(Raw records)
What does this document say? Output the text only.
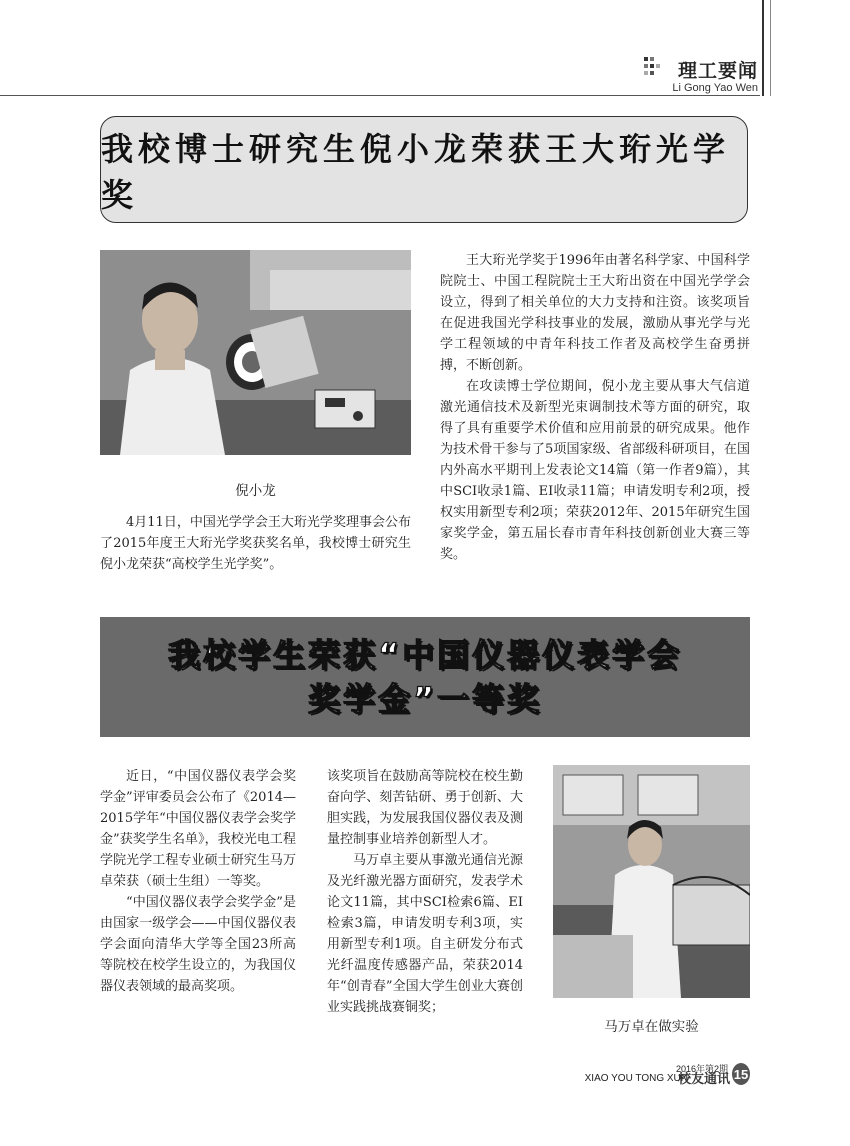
理工要闻
Li Gong Yao Wen
我校博士研究生倪小龙荣获王大珩光学奖
倪小龙

4月11日，中国光学学会王大珩光学奖理事会公布了2015年度王大珩光学奖获奖名单，我校博士研究生倪小龙荣获“高校学生光学奖”。

王大珩光学奖于1996年由著名科学家、中国科学院院士、中国工程院院士王大珩出资在中国光学学会设立，得到了相关单位的大力支持和注资。该奖项旨在促进我国光学科技事业的发展，激励从事光学与光学工程领域的中青年科技工作者及高校学生奋勇拼搏，不断创新。

在攻读博士学位期间，倪小龙主要从事大气信道激光通信技术及新型光束调制技术等方面的研究，取得了具有重要学术价值和应用前景的研究成果。他作为技术骨干参与了5项国家级、省部级科研项目，在国内外高水平期刊上发表论文14篇（第一作者9篇），其中SCI收录1篇、EI收录11篇；申请发明专利2项，授权实用新型专利2项；荣获2012年、2015年研究生国家奖学金，第五届长春市青年科技创新创业大赛三等奖。

我校学生荣获“中国仪器仪表学会
奖学金”一等奖

近日，“中国仪器仪表学会奖学金”评审委员会公布了《2014—2015学年“中国仪器仪表学会奖学金”获奖学生名单》，我校光电工程学院光学工程专业硕士研究生马万卓荣获（硕士生组）一等奖。

“中国仪器仪表学会奖学金”是由国家一级学会——中国仪器仪表学会面向清华大学等全国23所高等院校在校学生设立的，为我国仪器仪表领域的最高奖项。

该奖项旨在鼓励高等院校在校生勤奋向学、刻苦钻研、勇于创新、大胆实践，为发展我国仪器仪表及测量控制事业培养创新型人才。

马万卓主要从事激光通信光源及光纤激光器方面研究，发表学术论文11篇，其中SCI检索6篇、EI检索3篇，申请发明专利3项，实用新型专利1项。自主研发分布式光纤温度传感器产品，荣获2014年“创青春”全国大学生创业大赛创业实践挑战赛铜奖；

马万卓在做实验
2016年第2期
XIAO YOU TONG XUN
校友通讯 15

# What the exercise asks:
Find every line in the entries that includes the word "中国仪器仪表学会奖学金", then state how many there are and nothing else.

# Result:
2